Your task is to copy the listing exactly. Drop any pictures from the copy.
_ _ _ _ _
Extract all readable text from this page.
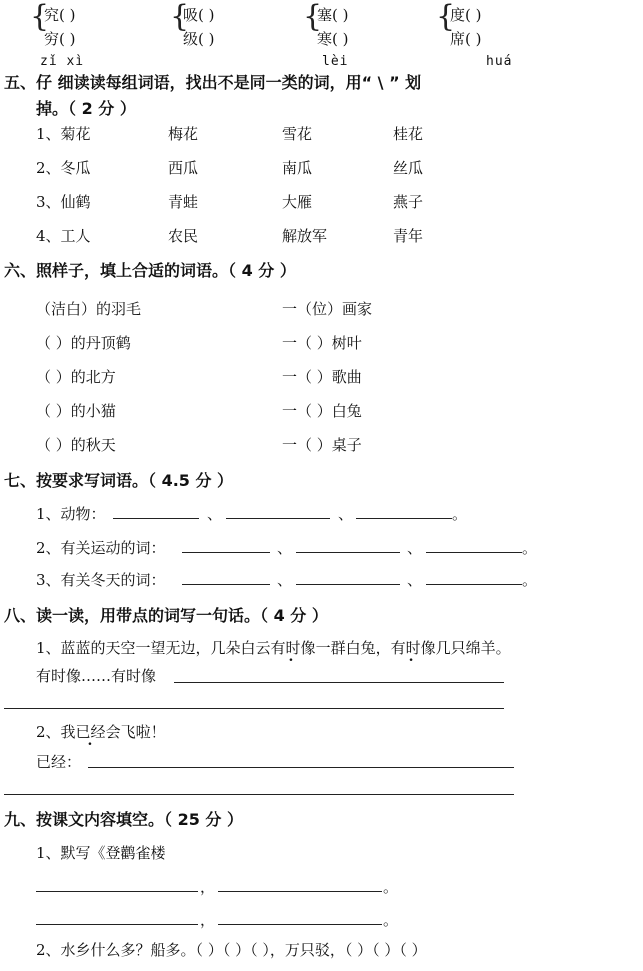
{
究( )
穷( )
{
吸( )
级( )
{
塞( )
寒( )
{
度( )
席( )
zǐ xì	lèi	huá
五、仔 细读读每组词语，找出不是同一类的词，用“ \ ” 划
掉。（ 2 分 ）
1、菊花	梅花	雪花	桂花
2、冬瓜	西瓜	南瓜	丝瓜
3、仙鹤	青蛙	大雁	燕子
4、工人	农民	解放军	青年
六、照样子，填上合适的词语。（ 4 分 ）
（洁白）的羽毛	一（位）画家
（ ）的丹顶鹤	一（ ）树叶
（ ）的北方	一（ ）歌曲
（ ）的小猫	一（ ）白兔
（ ）的秋天	一（ ）桌子
七、按要求写词语。（ 4.5 分 ）
1、动物：	、	、	。
2、有关运动的词：	、	、	。
3、有关冬天的词：	、	、	。
八、读一读，用带点的词写一句话。（ 4 分 ）
1、蓝蓝的天空一望无边，几朵白云有时像一群白兔，有时像几只绵羊。
有时像……有时像
2、我已经会飞啦！
已经：
九、按课文内容填空。（ 25 分 ）
1、默写《登鹳雀楼
，	。
，	。
2、水乡什么多？船多。（ ）（ ）（ ），万只驳，（ ）（ ）（ ）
_ _ _ _ _
## RESULT
Extract all readable text from this page.
{
究( )
穷( )
{
吸( )
级( )
{
塞( )
寒( )
{
度( )
席( )
zǐ xì	lèi	huá
五、仔 细读读每组词语，找出不是同一类的词，用“ \ ” 划
掉。（ 2 分 ）
1、菊花	梅花	雪花	桂花
2、冬瓜	西瓜	南瓜	丝瓜
3、仙鹤	青蛙	大雁	燕子
4、工人	农民	解放军	青年
六、照样子，填上合适的词语。（ 4 分 ）
（洁白）的羽毛	一（位）画家
（ ）的丹顶鹤	一（ ）树叶
（ ）的北方	一（ ）歌曲
（ ）的小猫	一（ ）白兔
（ ）的秋天	一（ ）桌子
七、按要求写词语。（ 4.5 分 ）
1、动物：	、	、	。
2、有关运动的词：	、	、	。
3、有关冬天的词：	、	、	。
八、读一读，用带点的词写一句话。（ 4 分 ）
1、蓝蓝的天空一望无边，几朵白云有时像一群白兔，有时像几只绵羊。
有时像……有时像
2、我已经会飞啦！
已经：
九、按课文内容填空。（ 25 分 ）
1、默写《登鹳雀楼
，	。
，	。
2、水乡什么多？船多。（ ）（ ）（ ），万只驳，（ ）（ ）（ ）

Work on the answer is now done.